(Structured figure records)
-- Begin --

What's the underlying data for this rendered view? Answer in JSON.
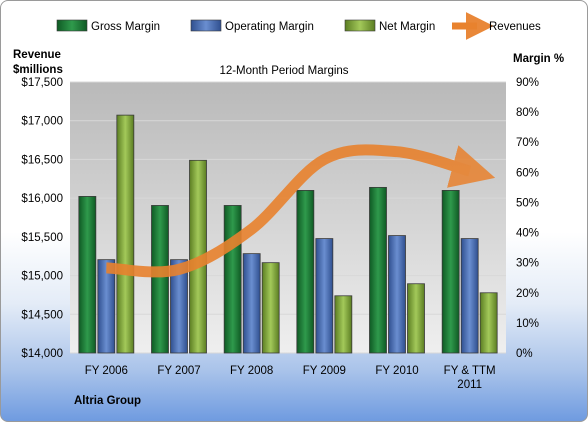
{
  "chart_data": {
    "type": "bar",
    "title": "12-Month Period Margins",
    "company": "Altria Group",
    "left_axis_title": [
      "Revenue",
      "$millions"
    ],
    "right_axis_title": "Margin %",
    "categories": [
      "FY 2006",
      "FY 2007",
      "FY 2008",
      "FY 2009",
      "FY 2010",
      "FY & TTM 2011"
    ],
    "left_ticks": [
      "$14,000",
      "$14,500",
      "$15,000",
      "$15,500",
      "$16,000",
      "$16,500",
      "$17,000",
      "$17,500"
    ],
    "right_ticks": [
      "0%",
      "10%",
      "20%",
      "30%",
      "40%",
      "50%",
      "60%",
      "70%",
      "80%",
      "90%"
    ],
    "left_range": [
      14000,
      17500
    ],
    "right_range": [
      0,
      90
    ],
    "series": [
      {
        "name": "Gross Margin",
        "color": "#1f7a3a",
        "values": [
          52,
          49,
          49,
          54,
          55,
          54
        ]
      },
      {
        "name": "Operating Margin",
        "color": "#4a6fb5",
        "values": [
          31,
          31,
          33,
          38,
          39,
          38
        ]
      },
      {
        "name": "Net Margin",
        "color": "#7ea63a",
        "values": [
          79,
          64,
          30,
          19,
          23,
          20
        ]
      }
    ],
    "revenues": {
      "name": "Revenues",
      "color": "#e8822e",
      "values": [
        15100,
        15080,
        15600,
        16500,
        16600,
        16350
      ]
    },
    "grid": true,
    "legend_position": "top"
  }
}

-- End --
-- Begin --

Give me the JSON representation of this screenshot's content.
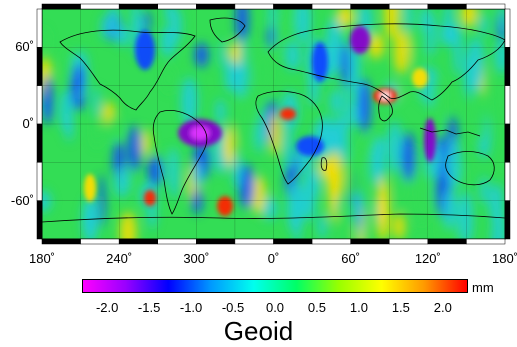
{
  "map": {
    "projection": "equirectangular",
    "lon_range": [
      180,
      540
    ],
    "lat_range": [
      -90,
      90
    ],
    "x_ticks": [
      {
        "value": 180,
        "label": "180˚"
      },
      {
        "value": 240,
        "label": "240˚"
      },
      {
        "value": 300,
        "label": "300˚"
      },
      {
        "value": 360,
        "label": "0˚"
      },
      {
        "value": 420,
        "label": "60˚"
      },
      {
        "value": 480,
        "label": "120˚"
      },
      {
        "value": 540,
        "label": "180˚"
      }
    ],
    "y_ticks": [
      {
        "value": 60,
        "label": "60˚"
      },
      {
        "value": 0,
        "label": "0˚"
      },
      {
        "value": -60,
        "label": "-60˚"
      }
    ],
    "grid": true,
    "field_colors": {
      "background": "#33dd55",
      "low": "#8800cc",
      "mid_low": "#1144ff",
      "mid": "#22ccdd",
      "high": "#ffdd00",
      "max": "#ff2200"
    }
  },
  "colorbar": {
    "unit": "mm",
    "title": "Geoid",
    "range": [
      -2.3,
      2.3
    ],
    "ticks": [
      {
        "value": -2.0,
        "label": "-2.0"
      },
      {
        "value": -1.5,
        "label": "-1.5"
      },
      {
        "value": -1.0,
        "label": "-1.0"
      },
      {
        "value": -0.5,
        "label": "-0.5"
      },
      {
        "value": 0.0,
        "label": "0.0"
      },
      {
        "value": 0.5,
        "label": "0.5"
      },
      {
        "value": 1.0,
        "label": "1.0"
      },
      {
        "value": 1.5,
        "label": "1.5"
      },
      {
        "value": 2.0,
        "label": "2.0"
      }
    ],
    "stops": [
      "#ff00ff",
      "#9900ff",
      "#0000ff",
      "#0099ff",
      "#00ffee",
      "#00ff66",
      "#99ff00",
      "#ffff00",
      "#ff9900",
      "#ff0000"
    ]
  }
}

-- End --

### Exercise objective
Look through the material above and pick out each line holding the word "this".

### Problem solution
What's the underlying data for this rendered view? Answer in JSON.
Give me the JSON representation of this screenshot's content.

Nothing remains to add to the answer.